DATA LISTING
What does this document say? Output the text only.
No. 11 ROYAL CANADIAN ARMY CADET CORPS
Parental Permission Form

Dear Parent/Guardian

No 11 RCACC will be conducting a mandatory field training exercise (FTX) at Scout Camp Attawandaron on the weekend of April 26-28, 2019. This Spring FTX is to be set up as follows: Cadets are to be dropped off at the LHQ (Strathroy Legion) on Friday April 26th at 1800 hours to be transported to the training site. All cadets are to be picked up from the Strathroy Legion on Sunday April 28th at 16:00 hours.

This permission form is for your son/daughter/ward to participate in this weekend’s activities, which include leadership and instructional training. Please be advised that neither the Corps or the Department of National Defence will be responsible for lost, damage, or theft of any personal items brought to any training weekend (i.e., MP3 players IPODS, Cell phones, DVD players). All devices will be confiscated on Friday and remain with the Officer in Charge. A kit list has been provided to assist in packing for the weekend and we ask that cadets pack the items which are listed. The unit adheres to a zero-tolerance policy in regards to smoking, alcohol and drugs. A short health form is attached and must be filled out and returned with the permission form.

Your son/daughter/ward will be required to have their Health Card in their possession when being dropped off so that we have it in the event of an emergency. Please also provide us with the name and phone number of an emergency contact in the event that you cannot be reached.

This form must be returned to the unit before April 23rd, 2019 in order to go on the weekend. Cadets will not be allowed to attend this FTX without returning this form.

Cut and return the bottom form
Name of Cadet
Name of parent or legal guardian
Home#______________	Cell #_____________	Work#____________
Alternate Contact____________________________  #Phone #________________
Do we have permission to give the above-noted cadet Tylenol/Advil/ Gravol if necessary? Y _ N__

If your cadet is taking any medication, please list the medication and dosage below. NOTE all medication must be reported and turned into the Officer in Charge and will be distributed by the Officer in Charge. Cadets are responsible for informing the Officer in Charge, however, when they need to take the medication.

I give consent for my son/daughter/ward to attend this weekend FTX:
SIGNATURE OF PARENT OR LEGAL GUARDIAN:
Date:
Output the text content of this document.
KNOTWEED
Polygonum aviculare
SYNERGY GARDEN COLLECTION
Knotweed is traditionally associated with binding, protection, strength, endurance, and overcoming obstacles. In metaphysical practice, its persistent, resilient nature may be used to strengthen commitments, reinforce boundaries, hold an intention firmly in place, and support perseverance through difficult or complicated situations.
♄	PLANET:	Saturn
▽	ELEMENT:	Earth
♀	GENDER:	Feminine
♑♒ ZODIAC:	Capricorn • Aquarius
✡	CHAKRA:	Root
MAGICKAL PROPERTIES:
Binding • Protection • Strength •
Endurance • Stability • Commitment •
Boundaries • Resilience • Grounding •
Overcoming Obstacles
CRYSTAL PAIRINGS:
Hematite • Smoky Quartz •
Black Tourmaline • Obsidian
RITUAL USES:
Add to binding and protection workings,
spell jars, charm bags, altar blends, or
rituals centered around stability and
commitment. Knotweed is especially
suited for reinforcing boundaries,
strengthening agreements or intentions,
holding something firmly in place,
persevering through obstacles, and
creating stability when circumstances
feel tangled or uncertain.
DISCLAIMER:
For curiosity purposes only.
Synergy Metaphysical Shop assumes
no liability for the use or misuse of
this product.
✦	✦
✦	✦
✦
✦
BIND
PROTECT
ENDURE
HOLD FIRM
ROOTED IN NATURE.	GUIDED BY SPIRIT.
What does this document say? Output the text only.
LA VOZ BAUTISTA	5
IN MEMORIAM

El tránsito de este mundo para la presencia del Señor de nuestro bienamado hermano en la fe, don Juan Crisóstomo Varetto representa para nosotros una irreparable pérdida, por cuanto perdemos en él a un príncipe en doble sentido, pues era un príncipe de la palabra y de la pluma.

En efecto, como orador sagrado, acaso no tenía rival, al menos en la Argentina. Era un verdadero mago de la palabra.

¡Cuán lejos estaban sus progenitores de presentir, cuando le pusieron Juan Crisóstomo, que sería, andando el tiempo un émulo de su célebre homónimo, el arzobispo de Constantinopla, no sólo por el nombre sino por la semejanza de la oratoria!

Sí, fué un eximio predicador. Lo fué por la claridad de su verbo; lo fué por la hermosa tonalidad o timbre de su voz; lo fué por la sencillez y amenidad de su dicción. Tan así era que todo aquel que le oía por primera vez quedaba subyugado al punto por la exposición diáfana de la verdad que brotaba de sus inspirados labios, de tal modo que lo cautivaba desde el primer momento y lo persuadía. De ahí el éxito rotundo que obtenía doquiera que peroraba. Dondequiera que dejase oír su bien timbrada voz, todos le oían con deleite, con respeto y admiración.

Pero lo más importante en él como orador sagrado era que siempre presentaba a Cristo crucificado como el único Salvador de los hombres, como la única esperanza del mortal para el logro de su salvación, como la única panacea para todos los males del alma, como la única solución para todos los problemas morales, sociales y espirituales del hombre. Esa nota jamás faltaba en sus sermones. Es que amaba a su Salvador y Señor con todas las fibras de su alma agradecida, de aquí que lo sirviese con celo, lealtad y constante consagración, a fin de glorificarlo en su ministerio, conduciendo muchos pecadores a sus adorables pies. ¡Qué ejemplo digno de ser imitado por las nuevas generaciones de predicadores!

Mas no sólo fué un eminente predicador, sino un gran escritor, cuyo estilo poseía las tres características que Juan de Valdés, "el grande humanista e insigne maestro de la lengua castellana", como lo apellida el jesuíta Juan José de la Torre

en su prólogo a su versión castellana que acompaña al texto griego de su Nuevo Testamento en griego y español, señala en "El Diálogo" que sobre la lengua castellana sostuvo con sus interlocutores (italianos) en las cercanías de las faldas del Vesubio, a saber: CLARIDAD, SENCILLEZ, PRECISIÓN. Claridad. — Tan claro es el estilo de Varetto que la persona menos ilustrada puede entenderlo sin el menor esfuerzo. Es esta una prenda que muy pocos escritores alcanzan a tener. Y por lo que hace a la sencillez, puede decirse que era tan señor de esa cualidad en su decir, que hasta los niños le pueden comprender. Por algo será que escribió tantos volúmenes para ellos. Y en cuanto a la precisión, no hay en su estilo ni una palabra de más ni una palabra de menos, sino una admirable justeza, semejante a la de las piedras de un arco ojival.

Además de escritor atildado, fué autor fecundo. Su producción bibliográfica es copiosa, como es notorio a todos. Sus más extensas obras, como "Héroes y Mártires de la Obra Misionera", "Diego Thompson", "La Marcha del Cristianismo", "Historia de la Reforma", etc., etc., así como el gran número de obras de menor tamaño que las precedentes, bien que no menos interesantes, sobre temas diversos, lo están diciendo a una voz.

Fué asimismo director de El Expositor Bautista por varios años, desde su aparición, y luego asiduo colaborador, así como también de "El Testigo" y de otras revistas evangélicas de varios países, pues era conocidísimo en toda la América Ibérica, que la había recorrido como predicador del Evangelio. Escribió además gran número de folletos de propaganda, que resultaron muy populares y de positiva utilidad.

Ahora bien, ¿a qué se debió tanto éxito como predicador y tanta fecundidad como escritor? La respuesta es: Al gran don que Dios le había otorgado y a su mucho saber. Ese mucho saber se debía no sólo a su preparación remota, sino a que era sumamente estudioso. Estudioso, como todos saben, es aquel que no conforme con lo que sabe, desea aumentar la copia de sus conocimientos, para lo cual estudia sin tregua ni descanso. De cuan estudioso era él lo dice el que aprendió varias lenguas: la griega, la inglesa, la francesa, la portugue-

GOAL
Pull out every line holding "cuanto" from the records above, and copy it.

REPLY
El tránsito de este mundo para la presencia del Señor de nuestro bienamado hermano en la fe, don Juan Crisóstomo Varetto representa para nosotros una irreparable pérdida, por cuanto perdemos en él a un príncipe en doble sentido, pues era un príncipe de la palabra y de la pluma.
en su prólogo a su versión castellana que acompaña al texto griego de su Nuevo Testamento en griego y español, señala en "El Diálogo" que sobre la lengua castellana sostuvo con sus interlocutores (italianos) en las cercanías de las faldas del Vesubio, a saber: CLARIDAD, SENCILLEZ, PRECISIÓN. Claridad. — Tan claro es el estilo de Varetto que la persona menos ilustrada puede entenderlo sin el menor esfuerzo. Es esta una prenda que muy pocos escritores alcanzan a tener. Y por lo que hace a la sencillez, puede decirse que era tan señor de esa cualidad en su decir, que hasta los niños le pueden comprender. Por algo será que escribió tantos volúmenes para ellos. Y en cuanto a la precisión, no hay en su estilo ni una palabra de más ni una palabra de menos, sino una admirable justeza, semejante a la de las piedras de un arco ojival.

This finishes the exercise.